>> Start
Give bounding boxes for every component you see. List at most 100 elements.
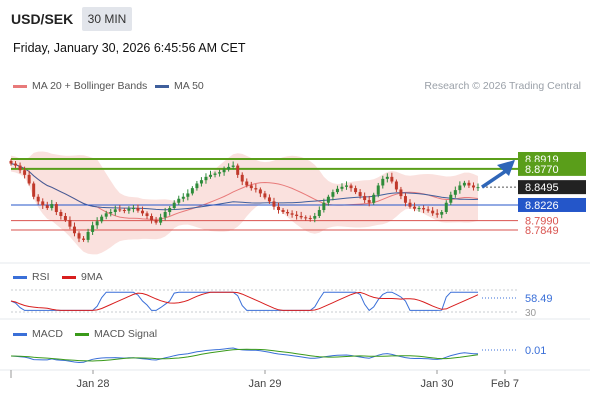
candle-body — [417, 208, 421, 210]
candle-body — [422, 208, 426, 210]
candle-body — [444, 202, 448, 213]
candle-body — [204, 176, 208, 181]
x-tick-label: Jan 30 — [420, 378, 453, 390]
candle-body — [45, 205, 49, 209]
candle-body — [145, 213, 149, 216]
candle-body — [381, 178, 385, 186]
ma9-label: 9MA — [81, 271, 103, 283]
candle-body — [236, 165, 240, 175]
candle-body — [372, 194, 376, 203]
candle-body — [23, 170, 27, 175]
candle-body — [172, 202, 176, 209]
candle-body — [313, 215, 317, 219]
candle-body — [258, 189, 262, 194]
candle-body — [213, 173, 217, 175]
candle-body — [72, 226, 76, 234]
legend-macd: MACD — [13, 328, 63, 340]
candle-body — [349, 185, 353, 189]
ma9-swatch — [62, 275, 76, 279]
candle-body — [367, 200, 371, 203]
level-label-box — [518, 161, 586, 176]
candle-body — [272, 201, 276, 207]
candle-body — [240, 174, 244, 182]
timeframe-button[interactable]: 30 MIN — [82, 7, 132, 31]
timestamp: Friday, January 30, 2026 6:45:56 AM CET — [13, 41, 246, 55]
candle-body — [181, 196, 185, 199]
candle-body — [59, 212, 63, 216]
ma20-label: MA 20 + Bollinger Bands — [32, 80, 148, 92]
candle-body — [18, 165, 22, 171]
candle-body — [458, 185, 462, 191]
ma50-label: MA 50 — [174, 80, 204, 92]
candle-body — [440, 212, 444, 215]
candle-body — [471, 185, 475, 188]
legend-ma50: MA 50 — [155, 80, 204, 92]
last-price-label: 8.8495 — [525, 182, 559, 194]
forecast-arrowhead — [497, 160, 515, 176]
candle-body — [50, 204, 54, 209]
candle-body — [376, 185, 380, 195]
candle-body — [36, 196, 40, 202]
candle-body — [322, 202, 326, 211]
macd-swatch — [13, 332, 27, 336]
candle-body — [208, 174, 212, 177]
x-tick-label: Jan 29 — [248, 378, 281, 390]
candle-body — [231, 165, 235, 167]
candle-body — [254, 188, 258, 190]
candle-body — [431, 210, 435, 214]
level-label: 8.8770 — [525, 164, 559, 176]
candle-body — [199, 180, 203, 184]
candle-body — [100, 216, 104, 222]
candle-body — [63, 215, 67, 220]
macd-signal-line — [10, 348, 479, 362]
candle-body — [413, 206, 417, 209]
candle-body — [354, 188, 358, 193]
candle-body — [86, 231, 90, 240]
candle-body — [113, 209, 117, 213]
symbol-title: USD/SEK — [11, 11, 74, 27]
legend-rsi: RSI — [13, 271, 50, 283]
candle-body — [435, 213, 439, 215]
candle-body — [363, 196, 367, 201]
legend-macd-signal: MACD Signal — [75, 328, 157, 340]
candle-body — [131, 208, 135, 210]
credit-text: Research © 2026 Trading Central — [424, 80, 581, 92]
candle-body — [186, 193, 190, 197]
candle-body — [335, 188, 339, 193]
candle-body — [77, 233, 81, 239]
rsi-level-label: 30 — [525, 308, 537, 319]
candle-body — [104, 213, 108, 217]
candle-body — [190, 188, 194, 194]
candle-body — [27, 174, 31, 184]
macd-value-label: 0.01 — [525, 345, 546, 357]
x-tick-label: Jan 28 — [76, 378, 109, 390]
candle-body — [277, 206, 281, 211]
candle-body — [68, 219, 72, 227]
candle-body — [245, 181, 249, 186]
legend-rsi-ma9: 9MA — [62, 271, 103, 283]
candle-body — [136, 208, 140, 211]
candle-body — [127, 208, 131, 211]
candle-body — [9, 160, 13, 164]
last-price-box — [518, 180, 586, 195]
candle-body — [118, 209, 122, 211]
ma50-swatch — [155, 84, 169, 88]
candle-body — [317, 210, 321, 216]
candle-body — [227, 166, 231, 170]
candle-body — [150, 215, 154, 220]
candle-body — [394, 181, 398, 190]
candle-body — [326, 196, 330, 203]
candle-body — [122, 210, 126, 212]
candle-body — [91, 225, 95, 232]
candle-body — [159, 217, 163, 223]
candle-body — [295, 214, 299, 216]
macd-label: MACD — [32, 328, 63, 340]
candle-body — [267, 197, 271, 202]
candle-body — [154, 219, 158, 223]
candle-body — [82, 238, 86, 240]
rsi-label: RSI — [32, 271, 50, 283]
candle-body — [299, 215, 303, 218]
candle-body — [331, 192, 335, 197]
candle-body — [385, 176, 389, 179]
>> End
- Your instructions -
From the listing above, reproduce verbatim every line from the one containing "candle-body — [417, 208, 421, 210]" through the one containing "candle-body — [372, 194, 376, 203]", including both of those lines.

- Finished task -
candle-body — [417, 208, 421, 210]
candle-body — [422, 208, 426, 210]
candle-body — [444, 202, 448, 213]
candle-body — [204, 176, 208, 181]
x-tick-label: Jan 30 — [420, 378, 453, 390]
candle-body — [45, 205, 49, 209]
candle-body — [145, 213, 149, 216]
candle-body — [381, 178, 385, 186]
ma9-label: 9MA — [81, 271, 103, 283]
candle-body — [236, 165, 240, 175]
candle-body — [372, 194, 376, 203]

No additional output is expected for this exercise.